◆ THE REQUEST ◆
State the number of lines that include the string "when", and write nothing else.

+ + + + +

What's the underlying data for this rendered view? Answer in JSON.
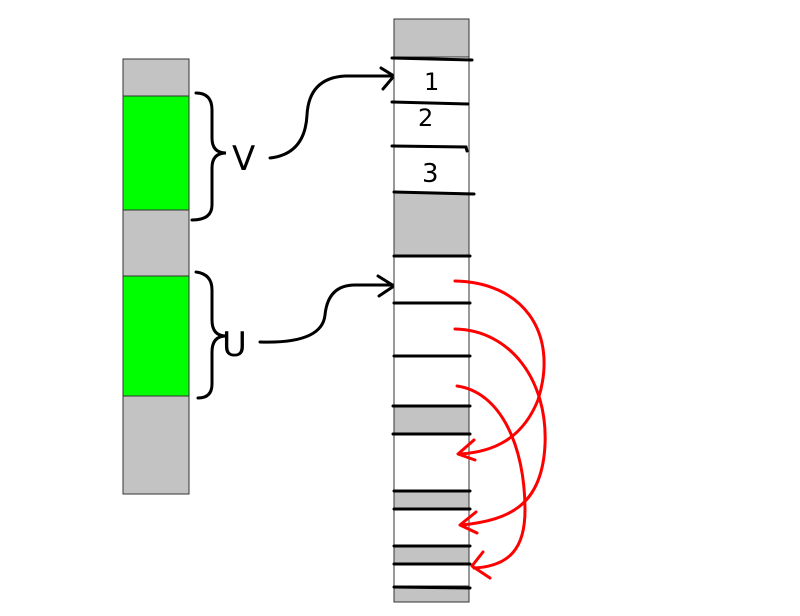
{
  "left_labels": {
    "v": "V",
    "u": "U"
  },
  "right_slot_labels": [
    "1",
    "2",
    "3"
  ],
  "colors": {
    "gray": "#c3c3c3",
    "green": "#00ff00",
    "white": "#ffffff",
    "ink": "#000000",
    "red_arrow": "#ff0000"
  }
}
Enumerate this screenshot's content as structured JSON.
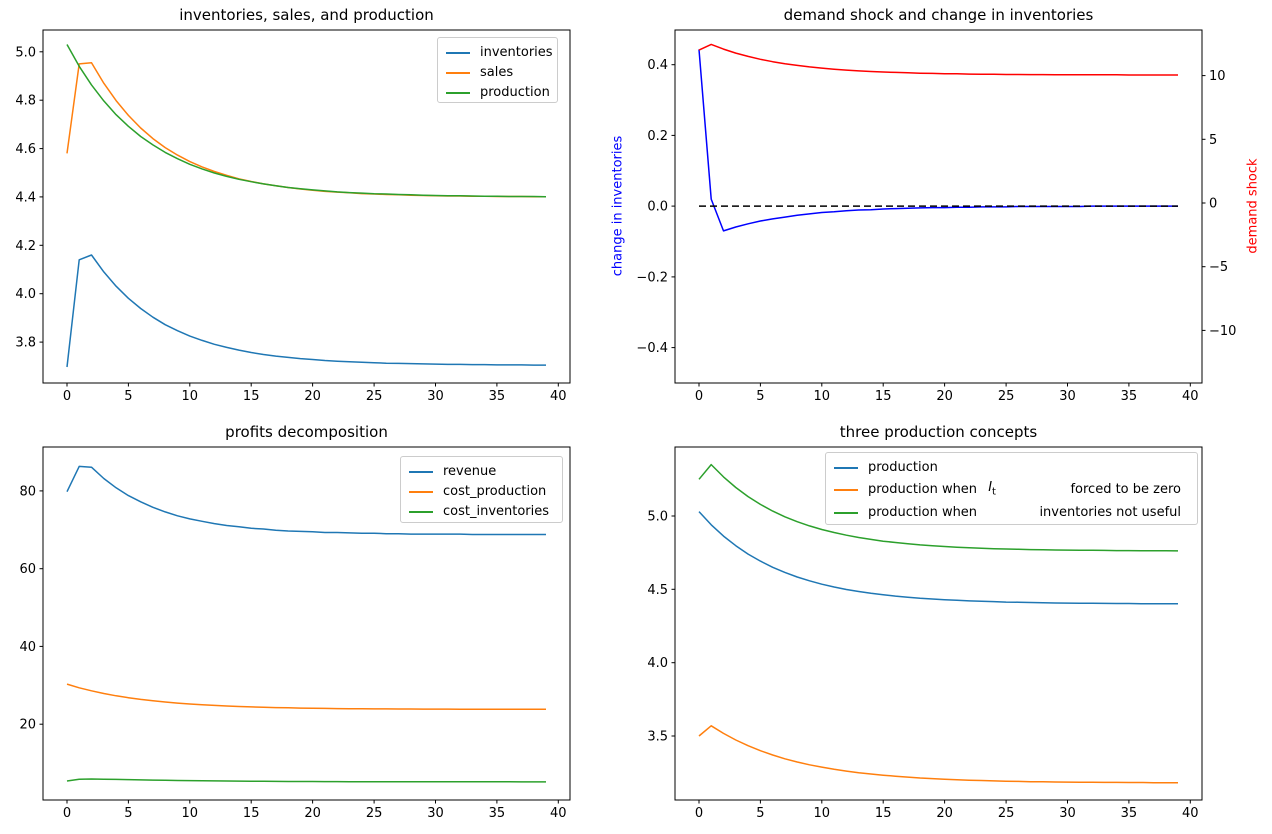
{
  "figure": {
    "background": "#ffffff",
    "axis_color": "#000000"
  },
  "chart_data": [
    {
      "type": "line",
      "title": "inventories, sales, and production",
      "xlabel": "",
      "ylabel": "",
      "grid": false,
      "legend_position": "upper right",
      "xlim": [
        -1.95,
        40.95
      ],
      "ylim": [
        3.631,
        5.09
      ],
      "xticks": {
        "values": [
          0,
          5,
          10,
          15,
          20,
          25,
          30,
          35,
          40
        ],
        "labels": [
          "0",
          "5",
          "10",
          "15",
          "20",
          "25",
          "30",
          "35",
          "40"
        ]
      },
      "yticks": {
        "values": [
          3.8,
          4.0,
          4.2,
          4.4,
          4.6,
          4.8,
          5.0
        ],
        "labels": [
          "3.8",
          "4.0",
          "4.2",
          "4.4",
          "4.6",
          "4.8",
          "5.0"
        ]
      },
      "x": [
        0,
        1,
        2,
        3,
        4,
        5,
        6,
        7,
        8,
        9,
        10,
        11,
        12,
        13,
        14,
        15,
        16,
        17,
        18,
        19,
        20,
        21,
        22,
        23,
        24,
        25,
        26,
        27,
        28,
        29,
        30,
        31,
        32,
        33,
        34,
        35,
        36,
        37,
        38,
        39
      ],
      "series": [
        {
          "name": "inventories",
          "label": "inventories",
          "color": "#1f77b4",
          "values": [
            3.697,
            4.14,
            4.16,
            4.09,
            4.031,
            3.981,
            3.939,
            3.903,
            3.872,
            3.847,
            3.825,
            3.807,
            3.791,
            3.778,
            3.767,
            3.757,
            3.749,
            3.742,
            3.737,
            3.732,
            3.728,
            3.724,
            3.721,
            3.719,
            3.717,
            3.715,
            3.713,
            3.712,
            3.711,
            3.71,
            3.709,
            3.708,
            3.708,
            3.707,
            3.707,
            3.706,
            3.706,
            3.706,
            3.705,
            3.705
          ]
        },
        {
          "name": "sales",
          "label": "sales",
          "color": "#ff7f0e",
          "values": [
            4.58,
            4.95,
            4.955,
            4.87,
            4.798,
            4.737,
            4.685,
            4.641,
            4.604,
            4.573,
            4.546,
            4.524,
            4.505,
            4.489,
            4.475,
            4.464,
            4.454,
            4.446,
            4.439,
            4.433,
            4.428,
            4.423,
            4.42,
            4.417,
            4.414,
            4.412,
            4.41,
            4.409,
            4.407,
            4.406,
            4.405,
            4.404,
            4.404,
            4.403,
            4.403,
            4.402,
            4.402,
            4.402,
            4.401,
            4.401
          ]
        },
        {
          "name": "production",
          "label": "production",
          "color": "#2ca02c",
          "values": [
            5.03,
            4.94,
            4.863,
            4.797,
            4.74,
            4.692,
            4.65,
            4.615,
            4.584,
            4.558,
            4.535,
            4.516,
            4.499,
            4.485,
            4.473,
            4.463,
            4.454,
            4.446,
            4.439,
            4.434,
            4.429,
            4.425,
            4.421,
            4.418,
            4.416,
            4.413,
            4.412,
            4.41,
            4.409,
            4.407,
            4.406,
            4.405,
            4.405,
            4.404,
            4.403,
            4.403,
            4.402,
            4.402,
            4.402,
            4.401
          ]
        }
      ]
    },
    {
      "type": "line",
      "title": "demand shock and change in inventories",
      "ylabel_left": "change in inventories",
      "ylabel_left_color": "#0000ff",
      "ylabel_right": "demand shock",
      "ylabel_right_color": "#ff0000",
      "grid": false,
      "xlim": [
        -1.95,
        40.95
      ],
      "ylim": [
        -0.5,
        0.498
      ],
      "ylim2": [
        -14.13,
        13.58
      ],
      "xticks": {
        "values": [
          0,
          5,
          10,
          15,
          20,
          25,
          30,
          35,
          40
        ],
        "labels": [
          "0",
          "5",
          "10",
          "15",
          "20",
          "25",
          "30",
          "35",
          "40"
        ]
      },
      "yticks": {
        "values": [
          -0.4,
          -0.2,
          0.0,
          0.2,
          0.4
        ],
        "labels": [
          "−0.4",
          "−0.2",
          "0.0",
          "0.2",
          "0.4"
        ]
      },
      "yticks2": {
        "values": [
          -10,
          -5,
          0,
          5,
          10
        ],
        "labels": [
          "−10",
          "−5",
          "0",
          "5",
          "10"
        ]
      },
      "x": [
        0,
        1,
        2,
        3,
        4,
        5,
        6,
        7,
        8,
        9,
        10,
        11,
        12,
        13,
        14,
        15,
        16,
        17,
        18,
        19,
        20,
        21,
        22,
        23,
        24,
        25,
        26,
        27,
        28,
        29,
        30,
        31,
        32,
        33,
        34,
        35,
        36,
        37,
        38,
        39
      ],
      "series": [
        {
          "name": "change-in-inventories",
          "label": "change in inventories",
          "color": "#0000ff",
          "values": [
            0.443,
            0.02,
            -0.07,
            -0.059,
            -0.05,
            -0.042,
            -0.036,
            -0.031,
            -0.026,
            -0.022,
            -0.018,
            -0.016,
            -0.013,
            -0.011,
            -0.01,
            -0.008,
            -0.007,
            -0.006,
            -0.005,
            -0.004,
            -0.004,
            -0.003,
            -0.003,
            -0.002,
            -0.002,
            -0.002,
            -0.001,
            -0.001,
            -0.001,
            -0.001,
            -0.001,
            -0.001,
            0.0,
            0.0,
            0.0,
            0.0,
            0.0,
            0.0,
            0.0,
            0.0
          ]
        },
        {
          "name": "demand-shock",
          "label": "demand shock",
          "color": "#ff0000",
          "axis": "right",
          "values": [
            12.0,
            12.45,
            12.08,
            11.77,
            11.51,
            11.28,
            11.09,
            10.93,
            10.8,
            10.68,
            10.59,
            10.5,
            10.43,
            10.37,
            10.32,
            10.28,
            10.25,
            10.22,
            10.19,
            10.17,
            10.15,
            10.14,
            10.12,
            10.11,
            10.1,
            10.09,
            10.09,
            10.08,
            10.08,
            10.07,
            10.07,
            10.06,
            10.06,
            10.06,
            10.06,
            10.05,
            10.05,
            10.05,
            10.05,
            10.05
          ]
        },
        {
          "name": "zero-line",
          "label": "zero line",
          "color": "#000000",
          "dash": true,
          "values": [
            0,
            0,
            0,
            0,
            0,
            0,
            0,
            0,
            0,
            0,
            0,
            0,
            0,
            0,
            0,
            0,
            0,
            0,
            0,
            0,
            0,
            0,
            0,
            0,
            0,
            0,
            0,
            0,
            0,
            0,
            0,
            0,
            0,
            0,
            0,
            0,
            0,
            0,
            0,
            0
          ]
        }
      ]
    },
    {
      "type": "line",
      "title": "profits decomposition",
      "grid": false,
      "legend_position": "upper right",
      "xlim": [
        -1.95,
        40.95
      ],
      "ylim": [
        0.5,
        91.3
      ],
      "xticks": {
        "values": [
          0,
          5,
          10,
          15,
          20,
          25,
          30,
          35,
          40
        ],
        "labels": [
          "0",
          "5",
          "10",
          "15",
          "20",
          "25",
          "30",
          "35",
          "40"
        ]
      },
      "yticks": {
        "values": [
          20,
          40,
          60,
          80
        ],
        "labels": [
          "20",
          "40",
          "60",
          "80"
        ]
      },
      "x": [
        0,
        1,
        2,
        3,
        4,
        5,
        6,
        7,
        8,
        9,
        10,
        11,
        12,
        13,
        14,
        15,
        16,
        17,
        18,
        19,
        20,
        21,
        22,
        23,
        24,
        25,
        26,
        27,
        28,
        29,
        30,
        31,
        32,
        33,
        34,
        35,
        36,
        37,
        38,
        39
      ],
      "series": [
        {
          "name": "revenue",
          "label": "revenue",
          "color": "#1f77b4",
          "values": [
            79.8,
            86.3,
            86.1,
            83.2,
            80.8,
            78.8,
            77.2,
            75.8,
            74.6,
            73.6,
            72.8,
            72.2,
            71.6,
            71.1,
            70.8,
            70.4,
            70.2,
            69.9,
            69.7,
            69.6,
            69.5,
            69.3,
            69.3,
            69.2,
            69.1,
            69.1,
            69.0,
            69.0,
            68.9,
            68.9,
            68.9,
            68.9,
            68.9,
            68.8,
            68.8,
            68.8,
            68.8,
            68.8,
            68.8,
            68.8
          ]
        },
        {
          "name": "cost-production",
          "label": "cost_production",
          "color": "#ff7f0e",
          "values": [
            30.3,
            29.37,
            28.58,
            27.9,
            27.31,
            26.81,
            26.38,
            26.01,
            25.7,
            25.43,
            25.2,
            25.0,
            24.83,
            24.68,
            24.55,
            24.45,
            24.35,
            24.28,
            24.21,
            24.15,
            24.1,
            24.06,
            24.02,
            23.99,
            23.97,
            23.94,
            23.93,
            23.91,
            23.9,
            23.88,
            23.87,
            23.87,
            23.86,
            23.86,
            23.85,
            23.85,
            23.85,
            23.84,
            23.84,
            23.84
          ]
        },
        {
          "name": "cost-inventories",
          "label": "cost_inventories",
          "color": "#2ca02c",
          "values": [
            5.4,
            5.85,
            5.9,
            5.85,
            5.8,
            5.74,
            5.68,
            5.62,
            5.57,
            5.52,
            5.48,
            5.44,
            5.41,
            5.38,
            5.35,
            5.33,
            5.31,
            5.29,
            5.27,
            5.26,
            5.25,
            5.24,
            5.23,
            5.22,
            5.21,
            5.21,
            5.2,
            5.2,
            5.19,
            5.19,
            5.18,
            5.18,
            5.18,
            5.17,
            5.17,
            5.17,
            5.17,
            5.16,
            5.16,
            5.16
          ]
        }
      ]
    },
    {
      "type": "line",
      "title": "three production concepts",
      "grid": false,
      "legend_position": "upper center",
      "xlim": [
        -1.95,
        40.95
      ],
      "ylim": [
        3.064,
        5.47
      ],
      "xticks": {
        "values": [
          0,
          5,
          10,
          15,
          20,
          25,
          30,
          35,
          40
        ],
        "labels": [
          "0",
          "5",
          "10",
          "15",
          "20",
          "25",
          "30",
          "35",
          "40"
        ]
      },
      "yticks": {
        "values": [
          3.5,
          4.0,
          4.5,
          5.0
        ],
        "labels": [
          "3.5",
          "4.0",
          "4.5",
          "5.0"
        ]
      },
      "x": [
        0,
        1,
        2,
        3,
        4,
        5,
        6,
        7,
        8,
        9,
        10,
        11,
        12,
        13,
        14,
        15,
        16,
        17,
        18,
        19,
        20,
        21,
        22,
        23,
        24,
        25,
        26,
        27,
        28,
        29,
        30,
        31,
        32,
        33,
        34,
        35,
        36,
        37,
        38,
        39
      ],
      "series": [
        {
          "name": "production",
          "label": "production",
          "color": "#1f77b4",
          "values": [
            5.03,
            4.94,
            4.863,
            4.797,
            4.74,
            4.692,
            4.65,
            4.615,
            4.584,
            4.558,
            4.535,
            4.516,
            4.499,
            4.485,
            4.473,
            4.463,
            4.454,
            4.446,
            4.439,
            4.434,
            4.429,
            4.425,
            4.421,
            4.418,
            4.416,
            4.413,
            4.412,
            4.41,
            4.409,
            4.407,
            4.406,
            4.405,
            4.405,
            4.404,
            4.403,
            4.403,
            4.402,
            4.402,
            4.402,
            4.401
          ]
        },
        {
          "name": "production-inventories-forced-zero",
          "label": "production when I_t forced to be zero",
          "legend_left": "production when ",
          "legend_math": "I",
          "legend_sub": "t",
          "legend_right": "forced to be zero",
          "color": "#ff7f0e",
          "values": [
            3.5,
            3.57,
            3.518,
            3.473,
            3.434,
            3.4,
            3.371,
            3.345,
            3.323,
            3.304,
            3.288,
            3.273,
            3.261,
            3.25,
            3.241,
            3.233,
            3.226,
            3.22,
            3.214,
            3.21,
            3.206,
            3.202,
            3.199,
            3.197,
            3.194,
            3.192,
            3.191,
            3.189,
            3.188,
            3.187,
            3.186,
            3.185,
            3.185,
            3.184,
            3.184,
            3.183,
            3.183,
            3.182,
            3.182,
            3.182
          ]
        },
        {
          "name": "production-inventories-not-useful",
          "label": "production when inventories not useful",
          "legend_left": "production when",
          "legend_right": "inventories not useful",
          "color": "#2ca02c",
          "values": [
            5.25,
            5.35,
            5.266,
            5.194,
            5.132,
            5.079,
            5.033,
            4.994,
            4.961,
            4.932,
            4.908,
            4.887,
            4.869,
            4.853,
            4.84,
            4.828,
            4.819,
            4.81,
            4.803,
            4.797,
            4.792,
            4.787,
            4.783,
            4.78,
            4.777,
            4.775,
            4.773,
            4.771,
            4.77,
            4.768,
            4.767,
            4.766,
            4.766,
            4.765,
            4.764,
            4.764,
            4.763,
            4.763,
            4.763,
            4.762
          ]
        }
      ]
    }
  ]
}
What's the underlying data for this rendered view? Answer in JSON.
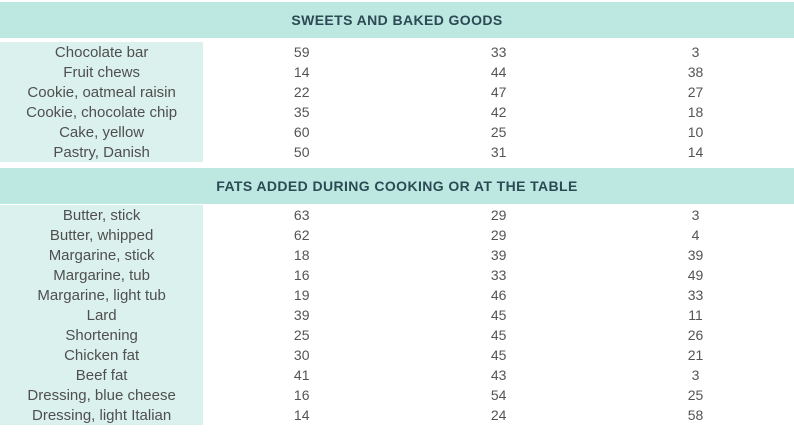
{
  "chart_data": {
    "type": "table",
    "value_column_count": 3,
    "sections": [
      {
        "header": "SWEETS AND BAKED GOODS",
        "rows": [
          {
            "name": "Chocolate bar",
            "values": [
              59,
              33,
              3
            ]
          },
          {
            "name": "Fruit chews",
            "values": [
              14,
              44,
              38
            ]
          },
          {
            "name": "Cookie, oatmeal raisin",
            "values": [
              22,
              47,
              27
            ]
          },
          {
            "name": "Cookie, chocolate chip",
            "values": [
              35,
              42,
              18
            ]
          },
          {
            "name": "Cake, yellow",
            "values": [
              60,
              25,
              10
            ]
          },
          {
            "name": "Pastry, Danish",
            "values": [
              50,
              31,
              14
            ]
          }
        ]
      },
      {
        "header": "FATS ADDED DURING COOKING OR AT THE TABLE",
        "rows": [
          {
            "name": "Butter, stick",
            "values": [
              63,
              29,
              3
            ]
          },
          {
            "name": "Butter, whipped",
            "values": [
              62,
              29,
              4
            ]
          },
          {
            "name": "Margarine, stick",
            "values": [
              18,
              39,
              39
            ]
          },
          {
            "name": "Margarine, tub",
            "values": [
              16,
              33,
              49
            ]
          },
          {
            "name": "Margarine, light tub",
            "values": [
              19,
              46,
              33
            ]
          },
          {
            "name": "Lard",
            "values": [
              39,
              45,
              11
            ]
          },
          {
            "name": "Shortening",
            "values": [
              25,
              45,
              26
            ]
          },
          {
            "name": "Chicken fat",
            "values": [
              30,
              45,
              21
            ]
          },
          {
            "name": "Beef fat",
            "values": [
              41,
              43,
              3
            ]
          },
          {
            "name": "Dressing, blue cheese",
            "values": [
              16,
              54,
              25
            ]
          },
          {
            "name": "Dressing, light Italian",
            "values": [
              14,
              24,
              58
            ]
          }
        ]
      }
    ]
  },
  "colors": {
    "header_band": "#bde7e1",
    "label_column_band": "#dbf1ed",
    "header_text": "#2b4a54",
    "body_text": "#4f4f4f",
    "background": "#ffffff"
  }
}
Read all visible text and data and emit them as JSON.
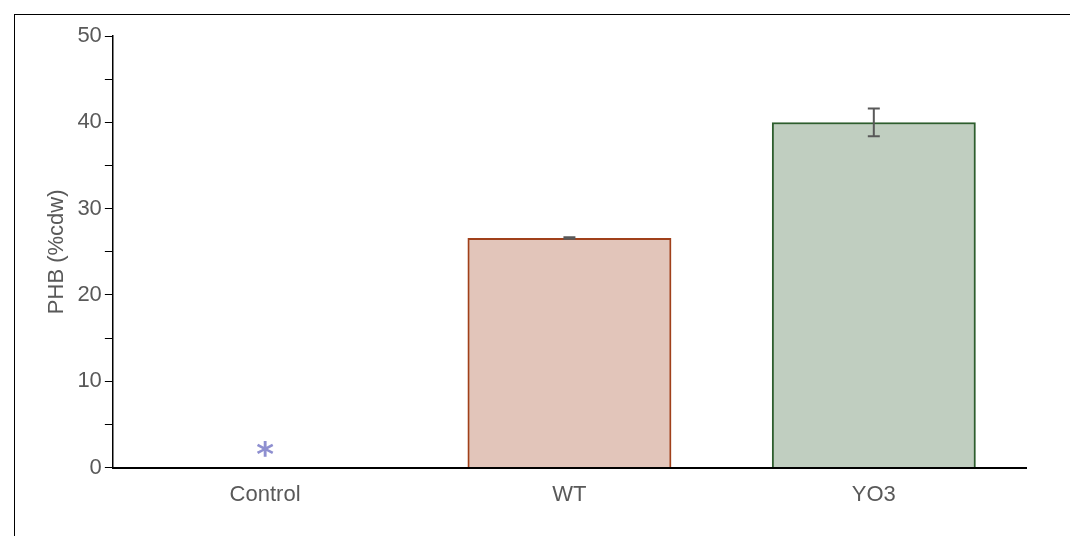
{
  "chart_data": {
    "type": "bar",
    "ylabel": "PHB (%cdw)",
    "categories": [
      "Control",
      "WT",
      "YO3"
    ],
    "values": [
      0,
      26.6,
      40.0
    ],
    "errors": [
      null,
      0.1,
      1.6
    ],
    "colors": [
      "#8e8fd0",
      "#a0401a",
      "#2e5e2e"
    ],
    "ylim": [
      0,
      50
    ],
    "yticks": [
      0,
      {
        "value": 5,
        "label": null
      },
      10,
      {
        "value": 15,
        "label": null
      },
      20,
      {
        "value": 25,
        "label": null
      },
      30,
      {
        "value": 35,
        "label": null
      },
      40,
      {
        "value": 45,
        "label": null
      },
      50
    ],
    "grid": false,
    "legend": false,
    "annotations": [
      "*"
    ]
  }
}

+ + + + +

◆ EXERCISE RESULT ◆
4